What to produce: Print out the entries below with no edits.

Extracted entries:
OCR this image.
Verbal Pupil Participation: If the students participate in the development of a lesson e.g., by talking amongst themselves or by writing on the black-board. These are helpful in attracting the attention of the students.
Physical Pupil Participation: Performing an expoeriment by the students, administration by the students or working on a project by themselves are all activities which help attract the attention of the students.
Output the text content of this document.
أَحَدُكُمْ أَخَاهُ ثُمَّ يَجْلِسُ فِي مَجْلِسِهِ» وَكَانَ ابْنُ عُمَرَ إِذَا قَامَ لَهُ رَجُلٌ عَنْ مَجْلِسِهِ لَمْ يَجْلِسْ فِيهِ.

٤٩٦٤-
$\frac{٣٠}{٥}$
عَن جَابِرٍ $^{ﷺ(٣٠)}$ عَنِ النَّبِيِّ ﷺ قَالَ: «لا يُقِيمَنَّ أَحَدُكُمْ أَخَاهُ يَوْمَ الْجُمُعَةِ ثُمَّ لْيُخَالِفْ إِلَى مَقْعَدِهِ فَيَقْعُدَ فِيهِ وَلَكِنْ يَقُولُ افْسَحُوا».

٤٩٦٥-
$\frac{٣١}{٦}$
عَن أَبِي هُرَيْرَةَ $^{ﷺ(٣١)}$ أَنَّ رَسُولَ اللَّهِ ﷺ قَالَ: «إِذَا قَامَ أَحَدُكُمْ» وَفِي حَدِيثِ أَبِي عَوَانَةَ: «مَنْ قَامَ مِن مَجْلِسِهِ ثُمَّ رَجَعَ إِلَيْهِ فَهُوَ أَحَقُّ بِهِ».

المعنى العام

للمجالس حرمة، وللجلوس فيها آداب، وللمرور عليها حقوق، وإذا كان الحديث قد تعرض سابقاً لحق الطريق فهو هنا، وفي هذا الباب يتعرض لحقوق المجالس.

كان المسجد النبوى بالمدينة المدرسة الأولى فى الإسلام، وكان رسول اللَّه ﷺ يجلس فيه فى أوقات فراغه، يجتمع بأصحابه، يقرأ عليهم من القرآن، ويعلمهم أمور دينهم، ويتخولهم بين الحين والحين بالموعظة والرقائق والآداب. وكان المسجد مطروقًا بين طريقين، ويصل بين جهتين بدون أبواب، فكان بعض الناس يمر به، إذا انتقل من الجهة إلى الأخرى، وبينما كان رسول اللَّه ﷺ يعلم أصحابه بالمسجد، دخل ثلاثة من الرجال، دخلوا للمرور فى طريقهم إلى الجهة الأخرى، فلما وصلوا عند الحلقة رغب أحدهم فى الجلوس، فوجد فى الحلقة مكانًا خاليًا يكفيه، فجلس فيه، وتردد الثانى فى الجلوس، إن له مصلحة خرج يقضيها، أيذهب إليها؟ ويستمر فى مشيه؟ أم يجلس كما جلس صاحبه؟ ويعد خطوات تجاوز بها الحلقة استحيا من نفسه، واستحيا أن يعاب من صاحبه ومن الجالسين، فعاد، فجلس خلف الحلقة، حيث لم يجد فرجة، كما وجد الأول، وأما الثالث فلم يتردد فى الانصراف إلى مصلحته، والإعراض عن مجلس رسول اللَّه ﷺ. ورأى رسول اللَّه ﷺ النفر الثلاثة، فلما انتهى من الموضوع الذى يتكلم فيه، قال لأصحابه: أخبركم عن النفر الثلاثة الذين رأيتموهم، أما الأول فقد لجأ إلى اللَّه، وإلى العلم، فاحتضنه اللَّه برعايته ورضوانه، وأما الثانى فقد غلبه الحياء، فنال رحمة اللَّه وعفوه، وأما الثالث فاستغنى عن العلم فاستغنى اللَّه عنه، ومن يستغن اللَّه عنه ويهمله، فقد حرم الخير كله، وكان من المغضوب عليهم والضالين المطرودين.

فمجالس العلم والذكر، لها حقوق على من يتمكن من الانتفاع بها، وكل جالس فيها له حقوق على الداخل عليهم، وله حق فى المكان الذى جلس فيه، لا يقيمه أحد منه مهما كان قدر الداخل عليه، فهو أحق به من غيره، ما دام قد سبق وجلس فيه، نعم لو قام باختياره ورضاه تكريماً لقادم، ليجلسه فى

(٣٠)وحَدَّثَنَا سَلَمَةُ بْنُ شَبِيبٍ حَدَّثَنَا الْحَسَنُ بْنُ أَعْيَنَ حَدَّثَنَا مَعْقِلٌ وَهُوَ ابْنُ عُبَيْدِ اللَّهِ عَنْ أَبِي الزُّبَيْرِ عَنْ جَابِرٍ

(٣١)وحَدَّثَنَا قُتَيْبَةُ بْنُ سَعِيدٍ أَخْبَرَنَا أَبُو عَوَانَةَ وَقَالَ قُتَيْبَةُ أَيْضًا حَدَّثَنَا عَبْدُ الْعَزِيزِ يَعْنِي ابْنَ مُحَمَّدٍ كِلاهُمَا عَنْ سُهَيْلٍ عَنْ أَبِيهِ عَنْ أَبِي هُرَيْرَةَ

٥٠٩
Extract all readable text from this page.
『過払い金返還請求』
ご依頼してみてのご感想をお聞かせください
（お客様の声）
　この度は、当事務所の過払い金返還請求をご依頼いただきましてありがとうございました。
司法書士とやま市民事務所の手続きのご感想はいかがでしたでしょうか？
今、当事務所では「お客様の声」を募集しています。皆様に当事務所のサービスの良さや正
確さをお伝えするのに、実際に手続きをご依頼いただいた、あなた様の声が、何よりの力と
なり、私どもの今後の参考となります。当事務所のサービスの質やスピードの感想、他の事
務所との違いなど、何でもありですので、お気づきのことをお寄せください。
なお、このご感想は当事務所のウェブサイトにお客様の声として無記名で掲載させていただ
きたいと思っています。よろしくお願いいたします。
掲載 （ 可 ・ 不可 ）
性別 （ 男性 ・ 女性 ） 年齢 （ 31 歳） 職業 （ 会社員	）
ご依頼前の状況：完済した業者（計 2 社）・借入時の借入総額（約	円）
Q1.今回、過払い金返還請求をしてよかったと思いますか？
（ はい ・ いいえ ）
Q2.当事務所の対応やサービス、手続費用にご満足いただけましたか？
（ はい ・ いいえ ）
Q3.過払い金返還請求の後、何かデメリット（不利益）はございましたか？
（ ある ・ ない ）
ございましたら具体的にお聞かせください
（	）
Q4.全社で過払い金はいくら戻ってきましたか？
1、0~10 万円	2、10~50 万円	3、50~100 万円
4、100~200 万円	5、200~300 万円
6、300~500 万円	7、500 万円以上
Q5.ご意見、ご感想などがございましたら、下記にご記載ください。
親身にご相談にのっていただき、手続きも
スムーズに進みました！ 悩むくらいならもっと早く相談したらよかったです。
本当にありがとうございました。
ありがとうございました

Task output:
OCR this image.
Verbal Pupil Participation: If the students participate in the development of a lesson e.g., by talking amongst themselves or by writing on the black-board. These are helpful in attracting the attention of the students.
Physical Pupil Participation: Performing an expoeriment by the students, administration by the students or working on a project by themselves are all activities which help attract the attention of the students.
Output the text content of this document.
أَحَدُكُمْ أَخَاهُ ثُمَّ يَجْلِسُ فِي مَجْلِسِهِ» وَكَانَ ابْنُ عُمَرَ إِذَا قَامَ لَهُ رَجُلٌ عَنْ مَجْلِسِهِ لَمْ يَجْلِسْ فِيهِ.

٤٩٦٤-
$\frac{٣٠}{٥}$
عَن جَابِرٍ $^{ﷺ(٣٠)}$ عَنِ النَّبِيِّ ﷺ قَالَ: «لا يُقِيمَنَّ أَحَدُكُمْ أَخَاهُ يَوْمَ الْجُمُعَةِ ثُمَّ لْيُخَالِفْ إِلَى مَقْعَدِهِ فَيَقْعُدَ فِيهِ وَلَكِنْ يَقُولُ افْسَحُوا».

٤٩٦٥-
$\frac{٣١}{٦}$
عَن أَبِي هُرَيْرَةَ $^{ﷺ(٣١)}$ أَنَّ رَسُولَ اللَّهِ ﷺ قَالَ: «إِذَا قَامَ أَحَدُكُمْ» وَفِي حَدِيثِ أَبِي عَوَانَةَ: «مَنْ قَامَ مِن مَجْلِسِهِ ثُمَّ رَجَعَ إِلَيْهِ فَهُوَ أَحَقُّ بِهِ».

المعنى العام

للمجالس حرمة، وللجلوس فيها آداب، وللمرور عليها حقوق، وإذا كان الحديث قد تعرض سابقاً لحق الطريق فهو هنا، وفي هذا الباب يتعرض لحقوق المجالس.

كان المسجد النبوى بالمدينة المدرسة الأولى فى الإسلام، وكان رسول اللَّه ﷺ يجلس فيه فى أوقات فراغه، يجتمع بأصحابه، يقرأ عليهم من القرآن، ويعلمهم أمور دينهم، ويتخولهم بين الحين والحين بالموعظة والرقائق والآداب. وكان المسجد مطروقًا بين طريقين، ويصل بين جهتين بدون أبواب، فكان بعض الناس يمر به، إذا انتقل من الجهة إلى الأخرى، وبينما كان رسول اللَّه ﷺ يعلم أصحابه بالمسجد، دخل ثلاثة من الرجال، دخلوا للمرور فى طريقهم إلى الجهة الأخرى، فلما وصلوا عند الحلقة رغب أحدهم فى الجلوس، فوجد فى الحلقة مكانًا خاليًا يكفيه، فجلس فيه، وتردد الثانى فى الجلوس، إن له مصلحة خرج يقضيها، أيذهب إليها؟ ويستمر فى مشيه؟ أم يجلس كما جلس صاحبه؟ ويعد خطوات تجاوز بها الحلقة استحيا من نفسه، واستحيا أن يعاب من صاحبه ومن الجالسين، فعاد، فجلس خلف الحلقة، حيث لم يجد فرجة، كما وجد الأول، وأما الثالث فلم يتردد فى الانصراف إلى مصلحته، والإعراض عن مجلس رسول اللَّه ﷺ. ورأى رسول اللَّه ﷺ النفر الثلاثة، فلما انتهى من الموضوع الذى يتكلم فيه، قال لأصحابه: أخبركم عن النفر الثلاثة الذين رأيتموهم، أما الأول فقد لجأ إلى اللَّه، وإلى العلم، فاحتضنه اللَّه برعايته ورضوانه، وأما الثانى فقد غلبه الحياء، فنال رحمة اللَّه وعفوه، وأما الثالث فاستغنى عن العلم فاستغنى اللَّه عنه، ومن يستغن اللَّه عنه ويهمله، فقد حرم الخير كله، وكان من المغضوب عليهم والضالين المطرودين.

فمجالس العلم والذكر، لها حقوق على من يتمكن من الانتفاع بها، وكل جالس فيها له حقوق على الداخل عليهم، وله حق فى المكان الذى جلس فيه، لا يقيمه أحد منه مهما كان قدر الداخل عليه، فهو أحق به من غيره، ما دام قد سبق وجلس فيه، نعم لو قام باختياره ورضاه تكريماً لقادم، ليجلسه فى

(٣٠)وحَدَّثَنَا سَلَمَةُ بْنُ شَبِيبٍ حَدَّثَنَا الْحَسَنُ بْنُ أَعْيَنَ حَدَّثَنَا مَعْقِلٌ وَهُوَ ابْنُ عُبَيْدِ اللَّهِ عَنْ أَبِي الزُّبَيْرِ عَنْ جَابِرٍ

(٣١)وحَدَّثَنَا قُتَيْبَةُ بْنُ سَعِيدٍ أَخْبَرَنَا أَبُو عَوَانَةَ وَقَالَ قُتَيْبَةُ أَيْضًا حَدَّثَنَا عَبْدُ الْعَزِيزِ يَعْنِي ابْنَ مُحَمَّدٍ كِلاهُمَا عَنْ سُهَيْلٍ عَنْ أَبِيهِ عَنْ أَبِي هُرَيْرَةَ

٥٠٩
Extract all readable text from this page.
『過払い金返還請求』
ご依頼してみてのご感想をお聞かせください
（お客様の声）
　この度は、当事務所の過払い金返還請求をご依頼いただきましてありがとうございました。
司法書士とやま市民事務所の手続きのご感想はいかがでしたでしょうか？
今、当事務所では「お客様の声」を募集しています。皆様に当事務所のサービスの良さや正
確さをお伝えするのに、実際に手続きをご依頼いただいた、あなた様の声が、何よりの力と
なり、私どもの今後の参考となります。当事務所のサービスの質やスピードの感想、他の事
務所との違いなど、何でもありですので、お気づきのことをお寄せください。
なお、このご感想は当事務所のウェブサイトにお客様の声として無記名で掲載させていただ
きたいと思っています。よろしくお願いいたします。
掲載 （ 可 ・ 不可 ）
性別 （ 男性 ・ 女性 ） 年齢 （ 31 歳） 職業 （ 会社員	）
ご依頼前の状況：完済した業者（計 2 社）・借入時の借入総額（約	円）
Q1.今回、過払い金返還請求をしてよかったと思いますか？
（ はい ・ いいえ ）
Q2.当事務所の対応やサービス、手続費用にご満足いただけましたか？
（ はい ・ いいえ ）
Q3.過払い金返還請求の後、何かデメリット（不利益）はございましたか？
（ ある ・ ない ）
ございましたら具体的にお聞かせください
（	）
Q4.全社で過払い金はいくら戻ってきましたか？
1、0~10 万円	2、10~50 万円	3、50~100 万円
4、100~200 万円	5、200~300 万円
6、300~500 万円	7、500 万円以上
Q5.ご意見、ご感想などがございましたら、下記にご記載ください。
親身にご相談にのっていただき、手続きも
スムーズに進みました！ 悩むくらいならもっと早く相談したらよかったです。
本当にありがとうございました。
ありがとうございました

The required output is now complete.